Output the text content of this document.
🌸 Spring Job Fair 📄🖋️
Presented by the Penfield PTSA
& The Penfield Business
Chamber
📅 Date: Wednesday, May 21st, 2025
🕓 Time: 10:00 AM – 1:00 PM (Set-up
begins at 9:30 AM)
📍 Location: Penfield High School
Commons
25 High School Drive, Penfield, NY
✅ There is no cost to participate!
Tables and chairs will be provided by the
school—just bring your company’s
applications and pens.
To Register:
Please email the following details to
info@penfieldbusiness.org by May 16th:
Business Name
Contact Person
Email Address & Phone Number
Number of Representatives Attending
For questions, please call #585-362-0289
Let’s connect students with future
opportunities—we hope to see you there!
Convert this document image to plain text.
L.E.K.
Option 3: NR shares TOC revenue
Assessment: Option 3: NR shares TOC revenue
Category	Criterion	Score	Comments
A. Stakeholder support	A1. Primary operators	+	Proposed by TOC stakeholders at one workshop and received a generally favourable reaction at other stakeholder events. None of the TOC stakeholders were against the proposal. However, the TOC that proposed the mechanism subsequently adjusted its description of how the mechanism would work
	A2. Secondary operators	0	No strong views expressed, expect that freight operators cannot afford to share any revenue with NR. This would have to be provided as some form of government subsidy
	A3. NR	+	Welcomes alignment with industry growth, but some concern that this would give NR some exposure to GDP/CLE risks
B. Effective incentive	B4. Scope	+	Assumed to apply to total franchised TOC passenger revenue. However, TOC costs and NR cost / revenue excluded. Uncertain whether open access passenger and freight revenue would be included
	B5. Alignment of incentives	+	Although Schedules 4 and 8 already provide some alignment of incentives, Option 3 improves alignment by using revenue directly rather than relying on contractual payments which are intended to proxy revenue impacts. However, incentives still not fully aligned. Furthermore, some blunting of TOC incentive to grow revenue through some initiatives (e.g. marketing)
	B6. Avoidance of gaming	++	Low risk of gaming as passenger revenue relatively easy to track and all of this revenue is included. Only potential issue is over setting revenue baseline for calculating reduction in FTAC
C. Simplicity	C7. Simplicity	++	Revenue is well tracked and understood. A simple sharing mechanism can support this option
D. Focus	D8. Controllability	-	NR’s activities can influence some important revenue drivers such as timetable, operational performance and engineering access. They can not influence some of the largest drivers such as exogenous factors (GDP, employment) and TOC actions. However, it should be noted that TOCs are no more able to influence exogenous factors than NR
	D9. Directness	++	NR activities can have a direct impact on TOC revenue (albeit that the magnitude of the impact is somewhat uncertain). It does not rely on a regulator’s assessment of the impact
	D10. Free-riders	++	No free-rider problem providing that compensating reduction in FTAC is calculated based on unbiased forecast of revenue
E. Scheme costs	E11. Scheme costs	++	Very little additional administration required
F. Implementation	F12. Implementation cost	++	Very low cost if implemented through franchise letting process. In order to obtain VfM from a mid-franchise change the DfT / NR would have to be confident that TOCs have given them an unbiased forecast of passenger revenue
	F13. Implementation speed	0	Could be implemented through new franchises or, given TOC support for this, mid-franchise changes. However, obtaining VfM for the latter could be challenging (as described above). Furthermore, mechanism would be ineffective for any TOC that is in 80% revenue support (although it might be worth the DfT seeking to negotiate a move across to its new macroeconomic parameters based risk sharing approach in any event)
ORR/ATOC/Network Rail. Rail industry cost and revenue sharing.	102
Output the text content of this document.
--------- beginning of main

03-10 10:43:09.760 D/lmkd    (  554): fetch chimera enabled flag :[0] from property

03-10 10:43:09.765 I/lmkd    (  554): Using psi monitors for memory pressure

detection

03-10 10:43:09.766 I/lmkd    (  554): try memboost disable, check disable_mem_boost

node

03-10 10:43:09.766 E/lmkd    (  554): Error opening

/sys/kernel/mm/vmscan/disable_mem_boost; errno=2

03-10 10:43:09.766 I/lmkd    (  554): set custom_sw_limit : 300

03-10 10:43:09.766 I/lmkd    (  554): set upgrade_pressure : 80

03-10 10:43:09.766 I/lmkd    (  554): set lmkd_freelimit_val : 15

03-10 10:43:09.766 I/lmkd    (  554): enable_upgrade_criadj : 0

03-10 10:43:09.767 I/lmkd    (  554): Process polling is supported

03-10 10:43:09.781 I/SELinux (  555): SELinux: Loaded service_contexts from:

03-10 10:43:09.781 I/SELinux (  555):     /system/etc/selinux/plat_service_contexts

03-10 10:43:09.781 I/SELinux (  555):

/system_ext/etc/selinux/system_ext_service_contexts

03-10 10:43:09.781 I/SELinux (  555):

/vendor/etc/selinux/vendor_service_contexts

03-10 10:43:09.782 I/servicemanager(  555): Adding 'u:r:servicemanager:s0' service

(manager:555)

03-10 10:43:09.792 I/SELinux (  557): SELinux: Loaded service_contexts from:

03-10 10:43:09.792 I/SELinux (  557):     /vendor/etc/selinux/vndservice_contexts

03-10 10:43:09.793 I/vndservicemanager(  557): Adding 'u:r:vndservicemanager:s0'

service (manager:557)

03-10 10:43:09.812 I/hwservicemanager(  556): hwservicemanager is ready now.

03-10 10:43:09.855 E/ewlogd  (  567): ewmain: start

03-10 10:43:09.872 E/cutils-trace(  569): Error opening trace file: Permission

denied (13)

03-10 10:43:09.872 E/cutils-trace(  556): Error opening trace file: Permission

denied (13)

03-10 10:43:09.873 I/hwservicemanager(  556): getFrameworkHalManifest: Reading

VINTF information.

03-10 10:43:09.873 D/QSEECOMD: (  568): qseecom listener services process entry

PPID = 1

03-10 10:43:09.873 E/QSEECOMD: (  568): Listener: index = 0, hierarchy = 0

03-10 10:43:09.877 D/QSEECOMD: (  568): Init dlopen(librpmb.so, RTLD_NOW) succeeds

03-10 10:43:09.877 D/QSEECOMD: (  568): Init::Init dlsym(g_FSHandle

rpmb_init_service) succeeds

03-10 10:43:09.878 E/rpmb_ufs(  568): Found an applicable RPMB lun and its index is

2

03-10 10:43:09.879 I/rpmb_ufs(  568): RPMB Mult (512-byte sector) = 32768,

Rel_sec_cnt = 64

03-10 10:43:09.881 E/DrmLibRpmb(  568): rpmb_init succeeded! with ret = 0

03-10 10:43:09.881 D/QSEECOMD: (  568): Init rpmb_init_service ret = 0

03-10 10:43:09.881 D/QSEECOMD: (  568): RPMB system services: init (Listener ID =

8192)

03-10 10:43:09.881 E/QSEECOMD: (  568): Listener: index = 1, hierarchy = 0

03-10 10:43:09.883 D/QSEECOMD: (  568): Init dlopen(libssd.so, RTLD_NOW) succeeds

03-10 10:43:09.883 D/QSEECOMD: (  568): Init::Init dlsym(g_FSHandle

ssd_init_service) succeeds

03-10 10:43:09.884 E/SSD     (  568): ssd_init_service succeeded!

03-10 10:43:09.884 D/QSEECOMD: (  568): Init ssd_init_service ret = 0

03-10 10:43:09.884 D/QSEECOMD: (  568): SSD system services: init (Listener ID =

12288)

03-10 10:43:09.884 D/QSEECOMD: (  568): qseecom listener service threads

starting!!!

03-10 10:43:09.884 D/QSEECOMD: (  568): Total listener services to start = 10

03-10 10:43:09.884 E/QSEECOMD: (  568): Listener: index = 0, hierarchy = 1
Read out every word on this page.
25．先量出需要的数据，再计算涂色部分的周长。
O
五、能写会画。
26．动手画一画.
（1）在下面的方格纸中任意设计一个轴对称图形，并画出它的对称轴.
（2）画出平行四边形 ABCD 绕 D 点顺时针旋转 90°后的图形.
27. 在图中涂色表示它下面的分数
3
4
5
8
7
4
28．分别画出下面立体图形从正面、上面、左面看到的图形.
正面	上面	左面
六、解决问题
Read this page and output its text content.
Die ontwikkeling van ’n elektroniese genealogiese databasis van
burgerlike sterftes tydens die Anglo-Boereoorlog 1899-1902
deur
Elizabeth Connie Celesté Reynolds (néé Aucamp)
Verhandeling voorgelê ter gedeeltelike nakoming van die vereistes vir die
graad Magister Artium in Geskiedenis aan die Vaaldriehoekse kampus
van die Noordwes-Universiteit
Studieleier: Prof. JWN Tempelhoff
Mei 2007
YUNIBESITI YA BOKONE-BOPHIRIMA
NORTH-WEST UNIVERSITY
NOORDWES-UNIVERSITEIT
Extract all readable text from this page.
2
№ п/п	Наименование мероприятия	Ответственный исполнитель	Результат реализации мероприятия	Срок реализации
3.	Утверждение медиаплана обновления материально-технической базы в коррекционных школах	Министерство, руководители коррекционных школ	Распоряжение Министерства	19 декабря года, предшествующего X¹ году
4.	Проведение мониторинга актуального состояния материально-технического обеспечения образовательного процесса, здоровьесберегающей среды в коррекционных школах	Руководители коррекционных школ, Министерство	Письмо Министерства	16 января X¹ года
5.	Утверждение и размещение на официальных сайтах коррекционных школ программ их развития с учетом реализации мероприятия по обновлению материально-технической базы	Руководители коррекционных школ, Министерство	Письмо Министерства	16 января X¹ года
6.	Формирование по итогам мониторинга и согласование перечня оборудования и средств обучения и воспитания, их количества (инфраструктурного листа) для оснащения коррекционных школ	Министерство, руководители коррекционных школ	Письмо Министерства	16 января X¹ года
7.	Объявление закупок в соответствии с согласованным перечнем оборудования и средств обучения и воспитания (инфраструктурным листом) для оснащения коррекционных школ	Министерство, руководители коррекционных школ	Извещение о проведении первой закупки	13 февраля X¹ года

## The problem
Your task is to gather every line with the word "succeeds" and copy it.

## Expected output
03-10 10:43:09.877 D/QSEECOMD: (  568): Init dlopen(librpmb.so, RTLD_NOW) succeeds
rpmb_init_service) succeeds
03-10 10:43:09.883 D/QSEECOMD: (  568): Init dlopen(libssd.so, RTLD_NOW) succeeds
ssd_init_service) succeeds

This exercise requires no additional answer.